» Exercise task: Return the material word for word. Do not include pictures.

» Dataset records:

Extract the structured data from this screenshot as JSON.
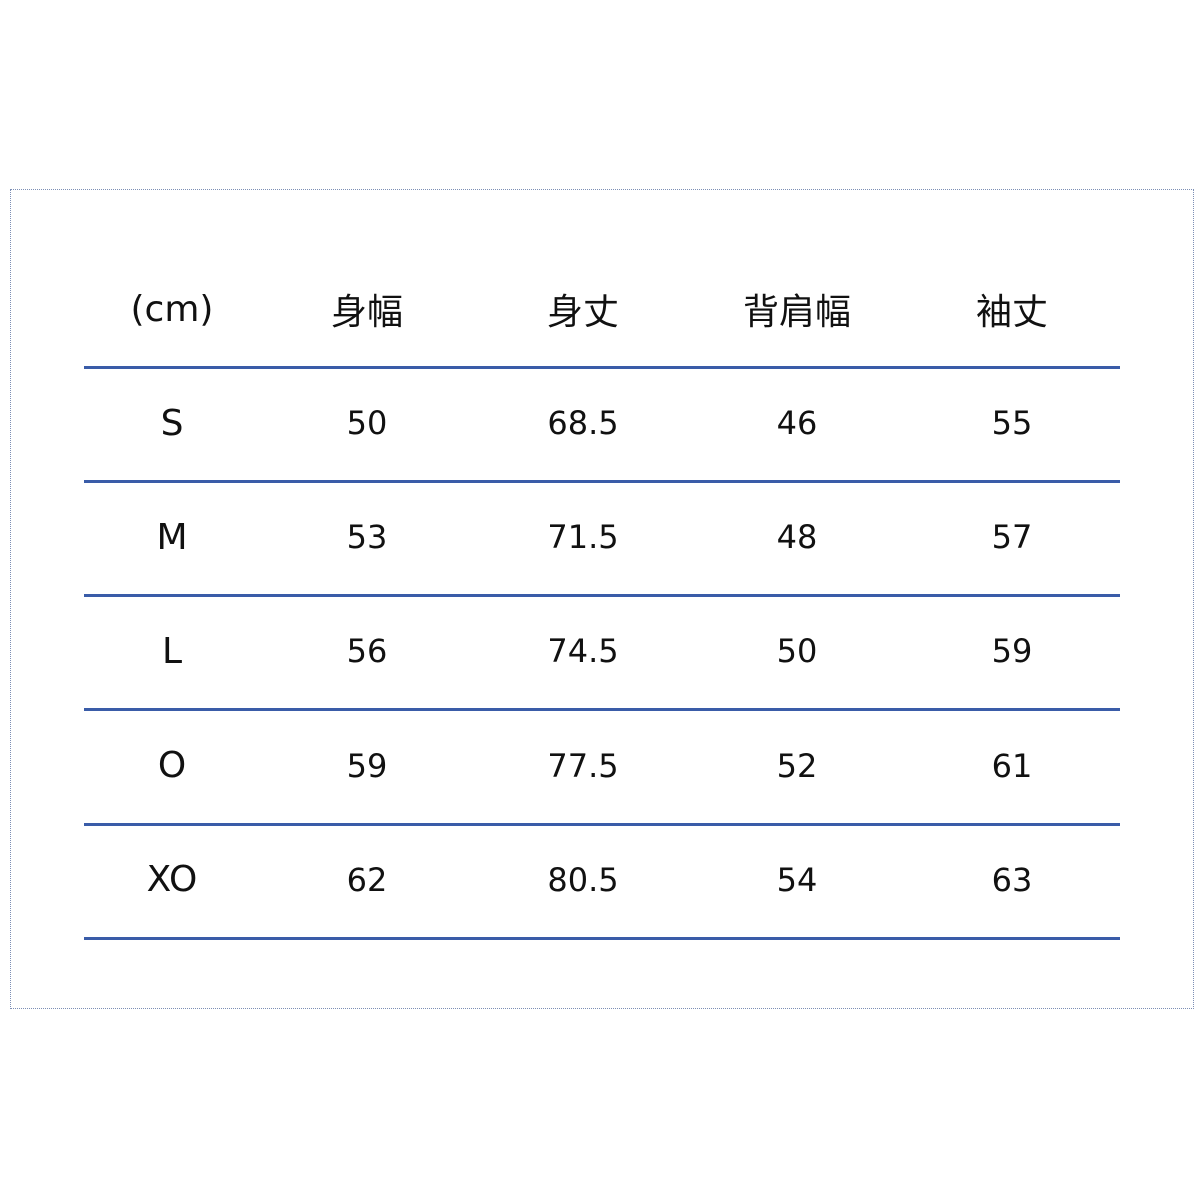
{
  "header": [
    "(cm)",
    "身幅",
    "身丈",
    "背肩幅",
    "袖丈"
  ],
  "rows": [
    [
      "S",
      "50",
      "68.5",
      "46",
      "55"
    ],
    [
      "M",
      "53",
      "71.5",
      "48",
      "57"
    ],
    [
      "L",
      "56",
      "74.5",
      "50",
      "59"
    ],
    [
      "O",
      "59",
      "77.5",
      "52",
      "61"
    ],
    [
      "XO",
      "62",
      "80.5",
      "54",
      "63"
    ]
  ],
  "colors": {
    "rule": "#3a5ca8",
    "frame": "#7d8fb5"
  }
}
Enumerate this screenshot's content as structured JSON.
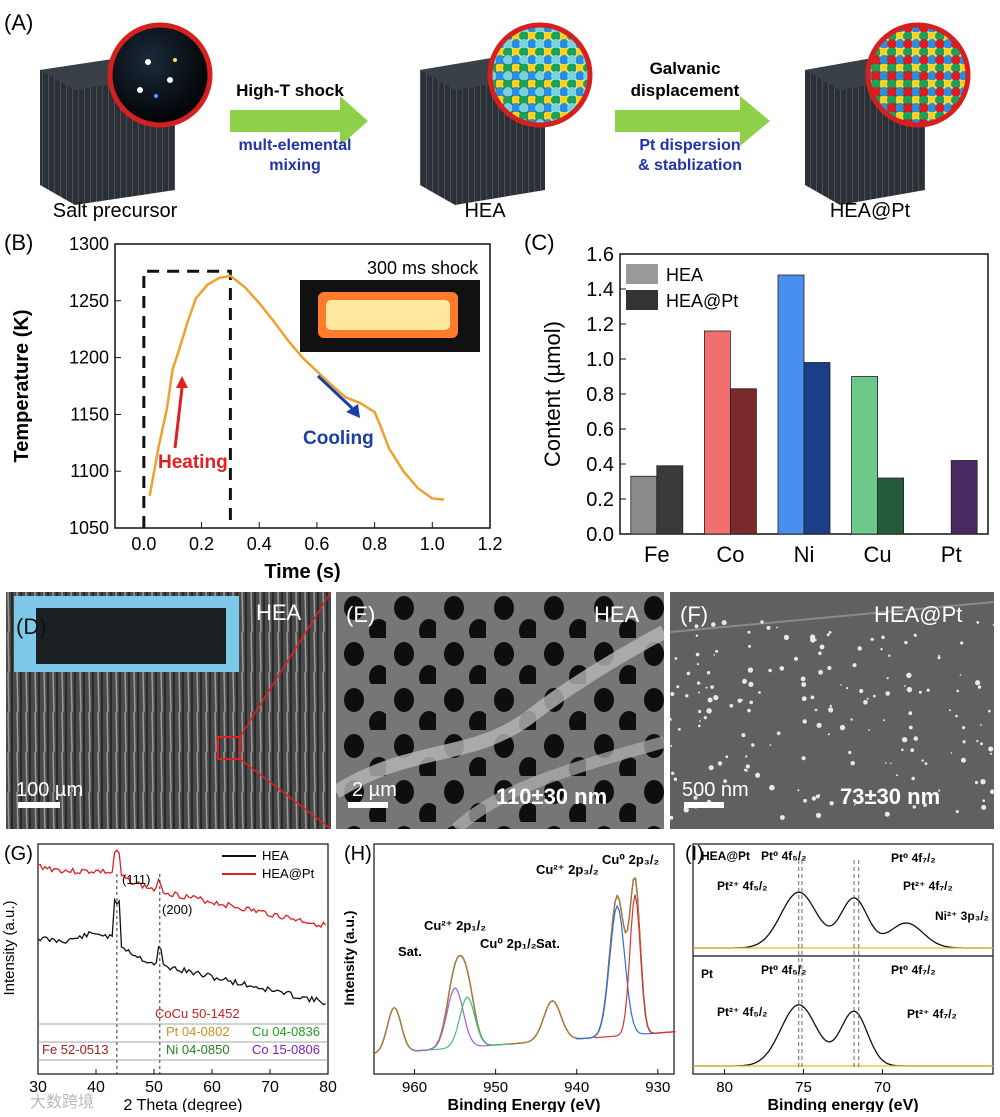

» Task output:
Extract the structured data from this screenshot as JSON.
{
  "header": [
    "(cm)",
    "身幅",
    "身丈",
    "背肩幅",
    "袖丈"
  ],
  "rows": [
    [
      "S",
      "50",
      "68.5",
      "46",
      "55"
    ],
    [
      "M",
      "53",
      "71.5",
      "48",
      "57"
    ],
    [
      "L",
      "56",
      "74.5",
      "50",
      "59"
    ],
    [
      "O",
      "59",
      "77.5",
      "52",
      "61"
    ],
    [
      "XO",
      "62",
      "80.5",
      "54",
      "63"
    ]
  ],
  "colors": {
    "rule": "#3a5ca8",
    "frame": "#7d8fb5"
  }
}
Enumerate this screenshot's content as structured JSON.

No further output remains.